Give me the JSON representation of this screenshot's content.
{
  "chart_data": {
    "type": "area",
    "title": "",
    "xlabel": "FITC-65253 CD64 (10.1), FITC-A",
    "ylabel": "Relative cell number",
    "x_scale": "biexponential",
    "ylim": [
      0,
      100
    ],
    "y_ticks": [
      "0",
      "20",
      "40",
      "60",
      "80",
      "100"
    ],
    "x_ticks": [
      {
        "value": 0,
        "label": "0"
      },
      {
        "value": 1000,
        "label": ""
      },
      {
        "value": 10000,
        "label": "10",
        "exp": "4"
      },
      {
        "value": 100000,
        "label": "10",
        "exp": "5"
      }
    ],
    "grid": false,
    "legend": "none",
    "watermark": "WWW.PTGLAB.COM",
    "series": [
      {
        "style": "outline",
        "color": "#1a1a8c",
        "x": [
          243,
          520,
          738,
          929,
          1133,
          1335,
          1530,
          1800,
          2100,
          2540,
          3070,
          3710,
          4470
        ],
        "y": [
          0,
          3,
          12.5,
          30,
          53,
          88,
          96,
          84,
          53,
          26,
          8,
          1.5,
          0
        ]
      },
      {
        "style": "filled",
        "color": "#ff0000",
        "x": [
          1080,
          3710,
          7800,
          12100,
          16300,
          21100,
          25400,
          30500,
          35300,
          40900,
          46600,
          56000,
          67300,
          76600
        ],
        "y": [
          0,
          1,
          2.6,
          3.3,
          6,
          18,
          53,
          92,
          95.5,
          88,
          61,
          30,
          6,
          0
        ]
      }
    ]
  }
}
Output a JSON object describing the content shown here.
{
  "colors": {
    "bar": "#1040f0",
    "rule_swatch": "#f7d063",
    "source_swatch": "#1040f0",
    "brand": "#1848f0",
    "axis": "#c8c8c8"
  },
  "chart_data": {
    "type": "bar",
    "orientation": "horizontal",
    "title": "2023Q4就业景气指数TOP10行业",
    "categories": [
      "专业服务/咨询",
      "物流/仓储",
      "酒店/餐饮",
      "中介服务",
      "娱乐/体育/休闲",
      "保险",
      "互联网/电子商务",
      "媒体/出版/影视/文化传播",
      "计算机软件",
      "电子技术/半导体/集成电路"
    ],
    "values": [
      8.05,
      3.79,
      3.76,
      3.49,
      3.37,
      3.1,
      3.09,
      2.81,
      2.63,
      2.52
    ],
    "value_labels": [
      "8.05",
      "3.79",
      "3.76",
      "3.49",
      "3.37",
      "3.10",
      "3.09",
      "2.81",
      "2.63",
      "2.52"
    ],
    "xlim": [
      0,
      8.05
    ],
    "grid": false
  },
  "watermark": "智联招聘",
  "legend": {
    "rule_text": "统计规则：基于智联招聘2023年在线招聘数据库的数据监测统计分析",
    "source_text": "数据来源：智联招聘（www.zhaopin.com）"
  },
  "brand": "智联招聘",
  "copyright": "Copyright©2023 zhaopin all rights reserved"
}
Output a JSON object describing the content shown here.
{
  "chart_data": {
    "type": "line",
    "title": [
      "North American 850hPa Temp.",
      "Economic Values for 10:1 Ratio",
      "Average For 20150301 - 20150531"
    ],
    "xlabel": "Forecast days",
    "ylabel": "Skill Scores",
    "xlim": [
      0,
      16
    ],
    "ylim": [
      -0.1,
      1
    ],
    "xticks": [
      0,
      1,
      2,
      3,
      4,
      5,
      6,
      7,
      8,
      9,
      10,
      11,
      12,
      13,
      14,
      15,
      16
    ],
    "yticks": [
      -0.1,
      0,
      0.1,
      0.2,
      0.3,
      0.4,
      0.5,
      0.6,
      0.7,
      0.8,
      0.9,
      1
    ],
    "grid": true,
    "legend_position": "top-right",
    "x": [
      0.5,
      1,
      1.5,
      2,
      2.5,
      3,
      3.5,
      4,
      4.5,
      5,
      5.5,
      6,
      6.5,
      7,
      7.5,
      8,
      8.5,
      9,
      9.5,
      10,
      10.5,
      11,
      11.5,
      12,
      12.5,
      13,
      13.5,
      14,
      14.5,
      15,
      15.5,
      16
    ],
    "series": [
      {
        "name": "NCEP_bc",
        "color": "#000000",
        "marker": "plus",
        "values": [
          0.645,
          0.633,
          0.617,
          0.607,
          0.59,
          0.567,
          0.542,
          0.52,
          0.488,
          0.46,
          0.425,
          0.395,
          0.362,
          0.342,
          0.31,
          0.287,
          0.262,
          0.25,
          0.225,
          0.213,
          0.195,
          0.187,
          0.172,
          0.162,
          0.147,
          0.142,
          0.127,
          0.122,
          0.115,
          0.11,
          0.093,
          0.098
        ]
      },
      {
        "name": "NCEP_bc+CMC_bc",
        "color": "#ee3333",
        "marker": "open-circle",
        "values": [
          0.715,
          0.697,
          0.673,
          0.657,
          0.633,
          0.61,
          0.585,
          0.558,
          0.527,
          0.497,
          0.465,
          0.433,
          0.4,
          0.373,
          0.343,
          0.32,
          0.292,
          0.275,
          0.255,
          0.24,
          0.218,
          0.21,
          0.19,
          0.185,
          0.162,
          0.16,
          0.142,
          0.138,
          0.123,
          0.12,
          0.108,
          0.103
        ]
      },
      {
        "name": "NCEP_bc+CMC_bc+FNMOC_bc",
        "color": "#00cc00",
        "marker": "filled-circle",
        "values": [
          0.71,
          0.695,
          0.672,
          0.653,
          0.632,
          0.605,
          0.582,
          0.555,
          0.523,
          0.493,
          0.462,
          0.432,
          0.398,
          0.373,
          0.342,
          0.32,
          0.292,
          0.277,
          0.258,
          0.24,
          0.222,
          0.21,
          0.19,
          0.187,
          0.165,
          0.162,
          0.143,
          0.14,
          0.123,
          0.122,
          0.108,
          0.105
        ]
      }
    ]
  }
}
----
» INSTRUCTIONS FOR THE TASK: Could you transcribe the records in full, exactly?

» TASK SOLUTION:
Give me the JSON representation of this screenshot's content.
{
  "chart_data": {
    "type": "area",
    "title": "",
    "xlabel": "FITC-65253 CD64 (10.1), FITC-A",
    "ylabel": "Relative cell number",
    "x_scale": "biexponential",
    "ylim": [
      0,
      100
    ],
    "y_ticks": [
      "0",
      "20",
      "40",
      "60",
      "80",
      "100"
    ],
    "x_ticks": [
      {
        "value": 0,
        "label": "0"
      },
      {
        "value": 1000,
        "label": ""
      },
      {
        "value": 10000,
        "label": "10",
        "exp": "4"
      },
      {
        "value": 100000,
        "label": "10",
        "exp": "5"
      }
    ],
    "grid": false,
    "legend": "none",
    "watermark": "WWW.PTGLAB.COM",
    "series": [
      {
        "style": "outline",
        "color": "#1a1a8c",
        "x": [
          243,
          520,
          738,
          929,
          1133,
          1335,
          1530,
          1800,
          2100,
          2540,
          3070,
          3710,
          4470
        ],
        "y": [
          0,
          3,
          12.5,
          30,
          53,
          88,
          96,
          84,
          53,
          26,
          8,
          1.5,
          0
        ]
      },
      {
        "style": "filled",
        "color": "#ff0000",
        "x": [
          1080,
          3710,
          7800,
          12100,
          16300,
          21100,
          25400,
          30500,
          35300,
          40900,
          46600,
          56000,
          67300,
          76600
        ],
        "y": [
          0,
          1,
          2.6,
          3.3,
          6,
          18,
          53,
          92,
          95.5,
          88,
          61,
          30,
          6,
          0
        ]
      }
    ]
  }
}
Output a JSON object describing the content shown here.
{
  "colors": {
    "bar": "#1040f0",
    "rule_swatch": "#f7d063",
    "source_swatch": "#1040f0",
    "brand": "#1848f0",
    "axis": "#c8c8c8"
  },
  "chart_data": {
    "type": "bar",
    "orientation": "horizontal",
    "title": "2023Q4就业景气指数TOP10行业",
    "categories": [
      "专业服务/咨询",
      "物流/仓储",
      "酒店/餐饮",
      "中介服务",
      "娱乐/体育/休闲",
      "保险",
      "互联网/电子商务",
      "媒体/出版/影视/文化传播",
      "计算机软件",
      "电子技术/半导体/集成电路"
    ],
    "values": [
      8.05,
      3.79,
      3.76,
      3.49,
      3.37,
      3.1,
      3.09,
      2.81,
      2.63,
      2.52
    ],
    "value_labels": [
      "8.05",
      "3.79",
      "3.76",
      "3.49",
      "3.37",
      "3.10",
      "3.09",
      "2.81",
      "2.63",
      "2.52"
    ],
    "xlim": [
      0,
      8.05
    ],
    "grid": false
  },
  "watermark": "智联招聘",
  "legend": {
    "rule_text": "统计规则：基于智联招聘2023年在线招聘数据库的数据监测统计分析",
    "source_text": "数据来源：智联招聘（www.zhaopin.com）"
  },
  "brand": "智联招聘",
  "copyright": "Copyright©2023 zhaopin all rights reserved"
}
Output a JSON object describing the content shown here.
{
  "chart_data": {
    "type": "line",
    "title": [
      "North American 850hPa Temp.",
      "Economic Values for 10:1 Ratio",
      "Average For 20150301 - 20150531"
    ],
    "xlabel": "Forecast days",
    "ylabel": "Skill Scores",
    "xlim": [
      0,
      16
    ],
    "ylim": [
      -0.1,
      1
    ],
    "xticks": [
      0,
      1,
      2,
      3,
      4,
      5,
      6,
      7,
      8,
      9,
      10,
      11,
      12,
      13,
      14,
      15,
      16
    ],
    "yticks": [
      -0.1,
      0,
      0.1,
      0.2,
      0.3,
      0.4,
      0.5,
      0.6,
      0.7,
      0.8,
      0.9,
      1
    ],
    "grid": true,
    "legend_position": "top-right",
    "x": [
      0.5,
      1,
      1.5,
      2,
      2.5,
      3,
      3.5,
      4,
      4.5,
      5,
      5.5,
      6,
      6.5,
      7,
      7.5,
      8,
      8.5,
      9,
      9.5,
      10,
      10.5,
      11,
      11.5,
      12,
      12.5,
      13,
      13.5,
      14,
      14.5,
      15,
      15.5,
      16
    ],
    "series": [
      {
        "name": "NCEP_bc",
        "color": "#000000",
        "marker": "plus",
        "values": [
          0.645,
          0.633,
          0.617,
          0.607,
          0.59,
          0.567,
          0.542,
          0.52,
          0.488,
          0.46,
          0.425,
          0.395,
          0.362,
          0.342,
          0.31,
          0.287,
          0.262,
          0.25,
          0.225,
          0.213,
          0.195,
          0.187,
          0.172,
          0.162,
          0.147,
          0.142,
          0.127,
          0.122,
          0.115,
          0.11,
          0.093,
          0.098
        ]
      },
      {
        "name": "NCEP_bc+CMC_bc",
        "color": "#ee3333",
        "marker": "open-circle",
        "values": [
          0.715,
          0.697,
          0.673,
          0.657,
          0.633,
          0.61,
          0.585,
          0.558,
          0.527,
          0.497,
          0.465,
          0.433,
          0.4,
          0.373,
          0.343,
          0.32,
          0.292,
          0.275,
          0.255,
          0.24,
          0.218,
          0.21,
          0.19,
          0.185,
          0.162,
          0.16,
          0.142,
          0.138,
          0.123,
          0.12,
          0.108,
          0.103
        ]
      },
      {
        "name": "NCEP_bc+CMC_bc+FNMOC_bc",
        "color": "#00cc00",
        "marker": "filled-circle",
        "values": [
          0.71,
          0.695,
          0.672,
          0.653,
          0.632,
          0.605,
          0.582,
          0.555,
          0.523,
          0.493,
          0.462,
          0.432,
          0.398,
          0.373,
          0.342,
          0.32,
          0.292,
          0.277,
          0.258,
          0.24,
          0.222,
          0.21,
          0.19,
          0.187,
          0.165,
          0.162,
          0.143,
          0.14,
          0.123,
          0.122,
          0.108,
          0.105
        ]
      }
    ]
  }
}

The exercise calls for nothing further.